**PROBLEM DETAILS**. Track down each line that has the word "aktivált" and copy it.

**RAW RECORDS**.
(begin)
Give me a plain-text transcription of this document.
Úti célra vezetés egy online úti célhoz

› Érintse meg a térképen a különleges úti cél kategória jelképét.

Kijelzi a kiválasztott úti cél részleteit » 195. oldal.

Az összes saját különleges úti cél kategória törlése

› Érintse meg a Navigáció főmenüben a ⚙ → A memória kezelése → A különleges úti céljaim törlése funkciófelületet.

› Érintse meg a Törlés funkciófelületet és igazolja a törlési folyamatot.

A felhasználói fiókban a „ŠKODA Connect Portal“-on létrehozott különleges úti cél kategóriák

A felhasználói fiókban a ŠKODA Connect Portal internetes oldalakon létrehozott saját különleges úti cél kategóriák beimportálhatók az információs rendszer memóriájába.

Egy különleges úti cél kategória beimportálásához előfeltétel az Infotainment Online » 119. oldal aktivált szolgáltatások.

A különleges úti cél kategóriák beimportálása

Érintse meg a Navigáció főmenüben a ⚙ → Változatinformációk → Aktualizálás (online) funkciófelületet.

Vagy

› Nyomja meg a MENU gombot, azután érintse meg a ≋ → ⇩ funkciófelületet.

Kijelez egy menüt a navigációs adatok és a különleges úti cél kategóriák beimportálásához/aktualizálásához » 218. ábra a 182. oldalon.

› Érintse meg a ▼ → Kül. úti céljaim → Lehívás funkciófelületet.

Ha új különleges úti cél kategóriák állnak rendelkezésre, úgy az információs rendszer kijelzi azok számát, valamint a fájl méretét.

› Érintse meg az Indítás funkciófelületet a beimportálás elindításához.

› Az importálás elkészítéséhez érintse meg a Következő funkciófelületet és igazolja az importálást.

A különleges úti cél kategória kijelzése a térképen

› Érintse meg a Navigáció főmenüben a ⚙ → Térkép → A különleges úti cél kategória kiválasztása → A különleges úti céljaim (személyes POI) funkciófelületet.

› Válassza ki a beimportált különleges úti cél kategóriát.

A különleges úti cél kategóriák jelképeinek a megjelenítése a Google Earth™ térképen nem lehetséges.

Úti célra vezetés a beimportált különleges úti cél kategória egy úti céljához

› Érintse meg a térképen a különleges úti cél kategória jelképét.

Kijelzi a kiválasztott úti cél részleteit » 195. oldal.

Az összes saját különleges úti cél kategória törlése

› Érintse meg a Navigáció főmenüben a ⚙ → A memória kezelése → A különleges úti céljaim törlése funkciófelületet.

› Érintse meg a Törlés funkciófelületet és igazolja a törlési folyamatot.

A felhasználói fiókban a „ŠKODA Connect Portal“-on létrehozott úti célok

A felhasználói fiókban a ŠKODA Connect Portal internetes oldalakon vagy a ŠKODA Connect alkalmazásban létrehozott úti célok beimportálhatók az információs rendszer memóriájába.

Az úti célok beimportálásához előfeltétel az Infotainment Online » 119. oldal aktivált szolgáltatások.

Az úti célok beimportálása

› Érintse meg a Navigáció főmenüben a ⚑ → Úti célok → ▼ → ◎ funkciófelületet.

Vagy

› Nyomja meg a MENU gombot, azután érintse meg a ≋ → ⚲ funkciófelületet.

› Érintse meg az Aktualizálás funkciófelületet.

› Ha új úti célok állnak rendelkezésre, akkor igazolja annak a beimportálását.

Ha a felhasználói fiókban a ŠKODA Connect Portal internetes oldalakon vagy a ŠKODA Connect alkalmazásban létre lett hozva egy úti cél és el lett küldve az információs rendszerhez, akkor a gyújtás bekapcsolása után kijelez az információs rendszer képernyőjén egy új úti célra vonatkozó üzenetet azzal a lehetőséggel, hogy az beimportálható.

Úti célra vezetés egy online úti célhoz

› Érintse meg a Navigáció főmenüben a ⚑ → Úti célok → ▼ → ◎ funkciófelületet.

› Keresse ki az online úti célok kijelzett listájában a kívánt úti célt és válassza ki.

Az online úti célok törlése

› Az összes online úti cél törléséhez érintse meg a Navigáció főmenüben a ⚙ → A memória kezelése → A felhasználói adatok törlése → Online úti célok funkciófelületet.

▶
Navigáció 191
(end)
**SOLUTION TO THIS PROBLEM**.
Egy különleges úti cél kategória beimportálásához előfeltétel az Infotainment Online » 119. oldal aktivált szolgáltatások.
Az úti célok beimportálásához előfeltétel az Infotainment Online » 119. oldal aktivált szolgáltatások.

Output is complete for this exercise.